[Recorded data]
---------------

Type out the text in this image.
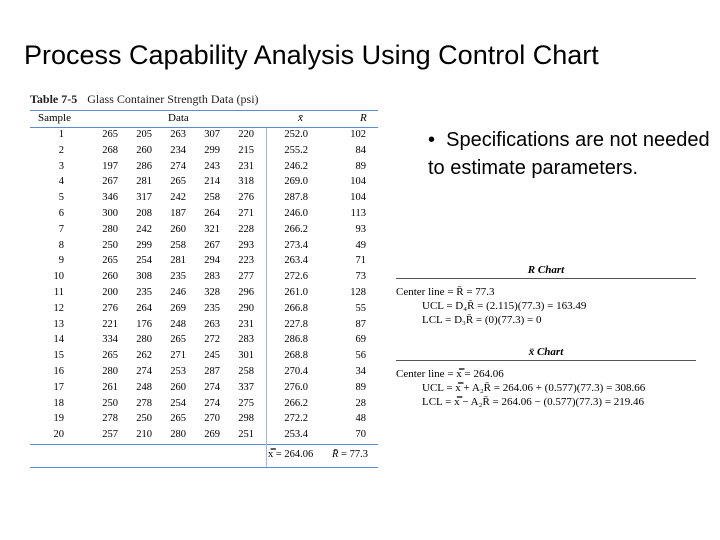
Process Capability Analysis Using Control Chart
Table 7-5 Glass Container Strength Data (psi)
Sample	Data	x̄	R
1	265	205	263	307	220	252.0	102
2	268	260	234	299	215	255.2	84
3	197	286	274	243	231	246.2	89
4	267	281	265	214	318	269.0	104
5	346	317	242	258	276	287.8	104
6	300	208	187	264	271	246.0	113
7	280	242	260	321	228	266.2	93
8	250	299	258	267	293	273.4	49
9	265	254	281	294	223	263.4	71
10	260	308	235	283	277	272.6	73
11	200	235	246	328	296	261.0	128
12	276	264	269	235	290	266.8	55
13	221	176	248	263	231	227.8	87
14	334	280	265	272	283	286.8	69
15	265	262	271	245	301	268.8	56
16	280	274	253	287	258	270.4	34
17	261	248	260	274	337	276.0	89
18	250	278	254	274	275	266.2	28
19	278	250	265	270	298	272.2	48
20	257	210	280	269	251	253.4	70
x̿ = 264.06 R̄ = 77.3
•  Specifications are not needed to estimate parameters.
R Chart
Center line = R̄ = 77.3
UCL = D₄R̄ = (2.115)(77.3) = 163.49
LCL = D₃R̄ = (0)(77.3) = 0
x̄ Chart
Center line = x̿ = 264.06
UCL = x̿ + A₂R̄ = 264.06 + (0.577)(77.3) = 308.66
LCL = x̿ − A₂R̄ = 264.06 − (0.577)(77.3) = 219.46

---------------

### REQUIREMENTS
Pictures appear in the records above. Output everything except them, exactly.

### OUTPUT OF THE EXERCISE
Type out the text in this image.
Process Capability Analysis Using Control Chart
Table 7-5 Glass Container Strength Data (psi)
Sample	Data	x̄	R
1	265	205	263	307	220	252.0	102
2	268	260	234	299	215	255.2	84
3	197	286	274	243	231	246.2	89
4	267	281	265	214	318	269.0	104
5	346	317	242	258	276	287.8	104
6	300	208	187	264	271	246.0	113
7	280	242	260	321	228	266.2	93
8	250	299	258	267	293	273.4	49
9	265	254	281	294	223	263.4	71
10	260	308	235	283	277	272.6	73
11	200	235	246	328	296	261.0	128
12	276	264	269	235	290	266.8	55
13	221	176	248	263	231	227.8	87
14	334	280	265	272	283	286.8	69
15	265	262	271	245	301	268.8	56
16	280	274	253	287	258	270.4	34
17	261	248	260	274	337	276.0	89
18	250	278	254	274	275	266.2	28
19	278	250	265	270	298	272.2	48
20	257	210	280	269	251	253.4	70
x̿ = 264.06 R̄ = 77.3
•  Specifications are not needed to estimate parameters.
R Chart
Center line = R̄ = 77.3
UCL = D₄R̄ = (2.115)(77.3) = 163.49
LCL = D₃R̄ = (0)(77.3) = 0
x̄ Chart
Center line = x̿ = 264.06
UCL = x̿ + A₂R̄ = 264.06 + (0.577)(77.3) = 308.66
LCL = x̿ − A₂R̄ = 264.06 − (0.577)(77.3) = 219.46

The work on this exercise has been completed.